__Given exercise__: Your task is to copy the listing exactly, with the pictures left out.

start Data for this task

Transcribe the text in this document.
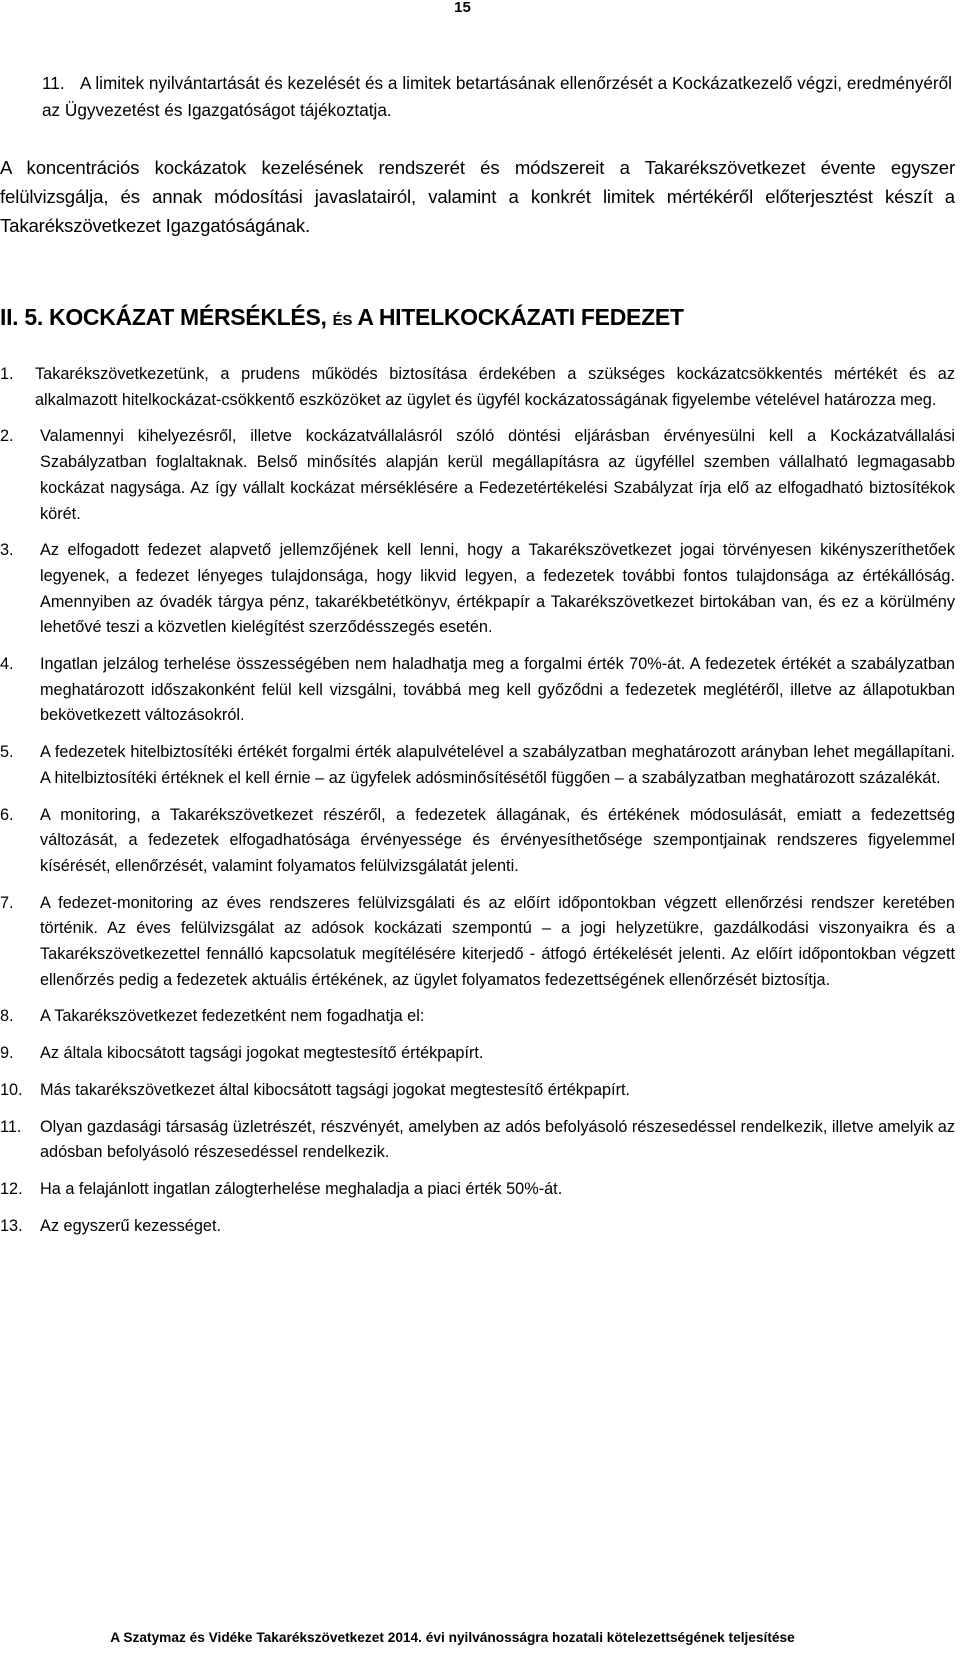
15
11. A limitek nyilvántartását és kezelését és a limitek betartásának ellenőrzését a Kockázatkezelő végzi, eredményéről az Ügyvezetést és Igazgatóságot tájékoztatja.
A koncentrációs kockázatok kezelésének rendszerét és módszereit a Takarékszövetkezet évente egyszer felülvizsgálja, és annak módosítási javaslatairól, valamint a konkrét limitek mértékéről előterjesztést készít a Takarékszövetkezet Igazgatóságának.
II. 5. KOCKÁZAT MÉRSÉKLÉS, ÉS A HITELKOCKÁZATI FEDEZET
1.	Takarékszövetkezetünk, a prudens működés biztosítása érdekében a szükséges kockázatcsökkentés mértékét és az alkalmazott hitelkockázat-csökkentő eszközöket az ügylet és ügyfél kockázatosságának figyelembe vételével határozza meg.
2.	Valamennyi kihelyezésről, illetve kockázatvállalásról szóló döntési eljárásban érvényesülni kell a Kockázatvállalási Szabályzatban foglaltaknak. Belső minősítés alapján kerül megállapításra az ügyféllel szemben vállalható legmagasabb kockázat nagysága. Az így vállalt kockázat mérséklésére a Fedezetértékelési Szabályzat írja elő az elfogadható biztosítékok körét.
3.	Az elfogadott fedezet alapvető jellemzőjének kell lenni, hogy a Takarékszövetkezet jogai törvényesen kikényszeríthetőek legyenek, a fedezet lényeges tulajdonsága, hogy likvid legyen, a fedezetek további fontos tulajdonsága az értékállóság. Amennyiben az óvadék tárgya pénz, takarékbetétkönyv, értékpapír a Takarékszövetkezet birtokában van, és ez a körülmény lehetővé teszi a közvetlen kielégítést szerződésszegés esetén.
4.	Ingatlan jelzálog terhelése összességében nem haladhatja meg a forgalmi érték 70%-át. A fedezetek értékét a szabályzatban meghatározott időszakonként felül kell vizsgálni, továbbá meg kell győződni a fedezetek meglétéről, illetve az állapotukban bekövetkezett változásokról.
5.	A fedezetek hitelbiztosítéki értékét forgalmi érték alapulvételével a szabályzatban meghatározott arányban lehet megállapítani. A hitelbiztosítéki értéknek el kell érnie – az ügyfelek adósminősítésétől függően – a szabályzatban meghatározott százalékát.
6.	A monitoring, a Takarékszövetkezet részéről, a fedezetek állagának, és értékének módosulását, emiatt a fedezettség változását, a fedezetek elfogadhatósága érvényessége és érvényesíthetősége szempontjainak rendszeres figyelemmel kísérését, ellenőrzését, valamint folyamatos felülvizsgálatát jelenti.
7.	A fedezet-monitoring az éves rendszeres felülvizsgálati és az előírt időpontokban végzett ellenőrzési rendszer keretében történik. Az éves felülvizsgálat az adósok kockázati szempontú – a jogi helyzetükre, gazdálkodási viszonyaikra és a Takarékszövetkezettel fennálló kapcsolatuk megítélésére kiterjedő - átfogó értékelését jelenti. Az előírt időpontokban végzett ellenőrzés pedig a fedezetek aktuális értékének, az ügylet folyamatos fedezettségének ellenőrzését biztosítja.
8.	A Takarékszövetkezet fedezetként nem fogadhatja el:
9.	Az általa kibocsátott tagsági jogokat megtestesítő értékpapírt.
10.	Más takarékszövetkezet által kibocsátott tagsági jogokat megtestesítő értékpapírt.
11.	Olyan gazdasági társaság üzletrészét, részvényét, amelyben az adós befolyásoló részesedéssel rendelkezik, illetve amelyik az adósban befolyásoló részesedéssel rendelkezik.
12.	Ha a felajánlott ingatlan zálogterhelése meghaladja a piaci érték 50%-át.
13.	Az egyszerű kezességet.
A Szatymaz és Vidéke Takarékszövetkezet 2014. évi nyilvánosságra hozatali kötelezettségének teljesítése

end Data for this task

__Task answer__:
Transcribe the text in this document.
15
11. A limitek nyilvántartását és kezelését és a limitek betartásának ellenőrzését a Kockázatkezelő végzi, eredményéről az Ügyvezetést és Igazgatóságot tájékoztatja.
A koncentrációs kockázatok kezelésének rendszerét és módszereit a Takarékszövetkezet évente egyszer felülvizsgálja, és annak módosítási javaslatairól, valamint a konkrét limitek mértékéről előterjesztést készít a Takarékszövetkezet Igazgatóságának.
II. 5. KOCKÁZAT MÉRSÉKLÉS, ÉS A HITELKOCKÁZATI FEDEZET
1.	Takarékszövetkezetünk, a prudens működés biztosítása érdekében a szükséges kockázatcsökkentés mértékét és az alkalmazott hitelkockázat-csökkentő eszközöket az ügylet és ügyfél kockázatosságának figyelembe vételével határozza meg.
2.	Valamennyi kihelyezésről, illetve kockázatvállalásról szóló döntési eljárásban érvényesülni kell a Kockázatvállalási Szabályzatban foglaltaknak. Belső minősítés alapján kerül megállapításra az ügyféllel szemben vállalható legmagasabb kockázat nagysága. Az így vállalt kockázat mérséklésére a Fedezetértékelési Szabályzat írja elő az elfogadható biztosítékok körét.
3.	Az elfogadott fedezet alapvető jellemzőjének kell lenni, hogy a Takarékszövetkezet jogai törvényesen kikényszeríthetőek legyenek, a fedezet lényeges tulajdonsága, hogy likvid legyen, a fedezetek további fontos tulajdonsága az értékállóság. Amennyiben az óvadék tárgya pénz, takarékbetétkönyv, értékpapír a Takarékszövetkezet birtokában van, és ez a körülmény lehetővé teszi a közvetlen kielégítést szerződésszegés esetén.
4.	Ingatlan jelzálog terhelése összességében nem haladhatja meg a forgalmi érték 70%-át. A fedezetek értékét a szabályzatban meghatározott időszakonként felül kell vizsgálni, továbbá meg kell győződni a fedezetek meglétéről, illetve az állapotukban bekövetkezett változásokról.
5.	A fedezetek hitelbiztosítéki értékét forgalmi érték alapulvételével a szabályzatban meghatározott arányban lehet megállapítani. A hitelbiztosítéki értéknek el kell érnie – az ügyfelek adósminősítésétől függően – a szabályzatban meghatározott százalékát.
6.	A monitoring, a Takarékszövetkezet részéről, a fedezetek állagának, és értékének módosulását, emiatt a fedezettség változását, a fedezetek elfogadhatósága érvényessége és érvényesíthetősége szempontjainak rendszeres figyelemmel kísérését, ellenőrzését, valamint folyamatos felülvizsgálatát jelenti.
7.	A fedezet-monitoring az éves rendszeres felülvizsgálati és az előírt időpontokban végzett ellenőrzési rendszer keretében történik. Az éves felülvizsgálat az adósok kockázati szempontú – a jogi helyzetükre, gazdálkodási viszonyaikra és a Takarékszövetkezettel fennálló kapcsolatuk megítélésére kiterjedő - átfogó értékelését jelenti. Az előírt időpontokban végzett ellenőrzés pedig a fedezetek aktuális értékének, az ügylet folyamatos fedezettségének ellenőrzését biztosítja.
8.	A Takarékszövetkezet fedezetként nem fogadhatja el:
9.	Az általa kibocsátott tagsági jogokat megtestesítő értékpapírt.
10.	Más takarékszövetkezet által kibocsátott tagsági jogokat megtestesítő értékpapírt.
11.	Olyan gazdasági társaság üzletrészét, részvényét, amelyben az adós befolyásoló részesedéssel rendelkezik, illetve amelyik az adósban befolyásoló részesedéssel rendelkezik.
12.	Ha a felajánlott ingatlan zálogterhelése meghaladja a piaci érték 50%-át.
13.	Az egyszerű kezességet.
A Szatymaz és Vidéke Takarékszövetkezet 2014. évi nyilvánosságra hozatali kötelezettségének teljesítése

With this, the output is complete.